== Written request ==
Read the entries below and pull out each line with the string "Crossfeed".

== Extracted entries ==
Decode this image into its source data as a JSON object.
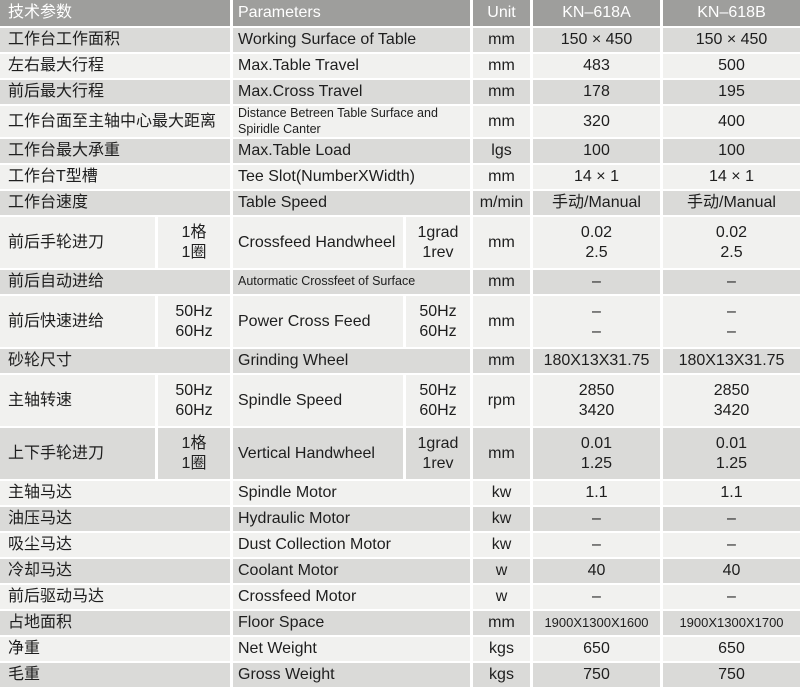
{
  "colors": {
    "header_bg": "#9e9e9c",
    "header_text": "#ffffff",
    "row_dark": "#dadad8",
    "row_light": "#f1f1ef",
    "divider": "#ffffff",
    "text": "#1e1e1e"
  },
  "header": {
    "cn": "技术参数",
    "en": "Parameters",
    "unit": "Unit",
    "model_a": "KN–618A",
    "model_b": "KN–618B"
  },
  "rows": [
    {
      "cn": "工作台工作面积",
      "en": "Working Surface of Table",
      "unit": "mm",
      "a": "150 × 450",
      "b": "150 × 450"
    },
    {
      "cn": "左右最大行程",
      "en": "Max.Table Travel",
      "unit": "mm",
      "a": "483",
      "b": "500"
    },
    {
      "cn": "前后最大行程",
      "en": "Max.Cross Travel",
      "unit": "mm",
      "a": "178",
      "b": "195"
    },
    {
      "cn": "工作台面至主轴中心最大距离",
      "en": "Distance Betreen Table Surface and Spiridle Canter",
      "unit": "mm",
      "a": "320",
      "b": "400"
    },
    {
      "cn": "工作台最大承重",
      "en": "Max.Table Load",
      "unit": "lgs",
      "a": "100",
      "b": "100"
    },
    {
      "cn": "工作台T型槽",
      "en": "Tee Slot(NumberXWidth)",
      "unit": "mm",
      "a": "14 × 1",
      "b": "14 × 1"
    },
    {
      "cn": "工作台速度",
      "en": "Table Speed",
      "unit": "m/min",
      "a": "手动/Manual",
      "b": "手动/Manual"
    },
    {
      "cn": "前后手轮进刀",
      "cn_sub": "1格\n1圈",
      "en": "Crossfeed Handwheel",
      "en_sub": "1grad\n1rev",
      "unit": "mm",
      "a": "0.02\n2.5",
      "b": "0.02\n2.5"
    },
    {
      "cn": "前后自动进给",
      "en": "Autormatic Crossfeet of Surface",
      "unit": "mm",
      "a": "–",
      "b": "–"
    },
    {
      "cn": "前后快速进给",
      "cn_sub": "50Hz\n60Hz",
      "en": "Power Cross Feed",
      "en_sub": "50Hz\n60Hz",
      "unit": "mm",
      "a": "–\n–",
      "b": "–\n–"
    },
    {
      "cn": "砂轮尺寸",
      "en": "Grinding Wheel",
      "unit": "mm",
      "a": "180X13X31.75",
      "b": "180X13X31.75"
    },
    {
      "cn": "主轴转速",
      "cn_sub": "50Hz\n60Hz",
      "en": "Spindle Speed",
      "en_sub": "50Hz\n60Hz",
      "unit": "rpm",
      "a": "2850\n3420",
      "b": "2850\n3420"
    },
    {
      "cn": "上下手轮进刀",
      "cn_sub": "1格\n1圈",
      "en": "Vertical Handwheel",
      "en_sub": "1grad\n1rev",
      "unit": "mm",
      "a": "0.01\n1.25",
      "b": "0.01\n1.25"
    },
    {
      "cn": "主轴马达",
      "en": "Spindle Motor",
      "unit": "kw",
      "a": "1.1",
      "b": "1.1"
    },
    {
      "cn": "油压马达",
      "en": "Hydraulic Motor",
      "unit": "kw",
      "a": "–",
      "b": "–"
    },
    {
      "cn": "吸尘马达",
      "en": "Dust Collection Motor",
      "unit": "kw",
      "a": "–",
      "b": "–"
    },
    {
      "cn": "冷却马达",
      "en": "Coolant Motor",
      "unit": "w",
      "a": "40",
      "b": "40"
    },
    {
      "cn": "前后驱动马达",
      "en": "Crossfeed Motor",
      "unit": "w",
      "a": "–",
      "b": "–"
    },
    {
      "cn": "占地面积",
      "en": "Floor Space",
      "unit": "mm",
      "a": "1900X1300X1600",
      "b": "1900X1300X1700"
    },
    {
      "cn": "净重",
      "en": "Net Weight",
      "unit": "kgs",
      "a": "650",
      "b": "650"
    },
    {
      "cn": "毛重",
      "en": "Gross Weight",
      "unit": "kgs",
      "a": "750",
      "b": "750"
    }
  ]
}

== Output for this task ==
      "en": "Crossfeed Handwheel",
      "en": "Crossfeed Motor",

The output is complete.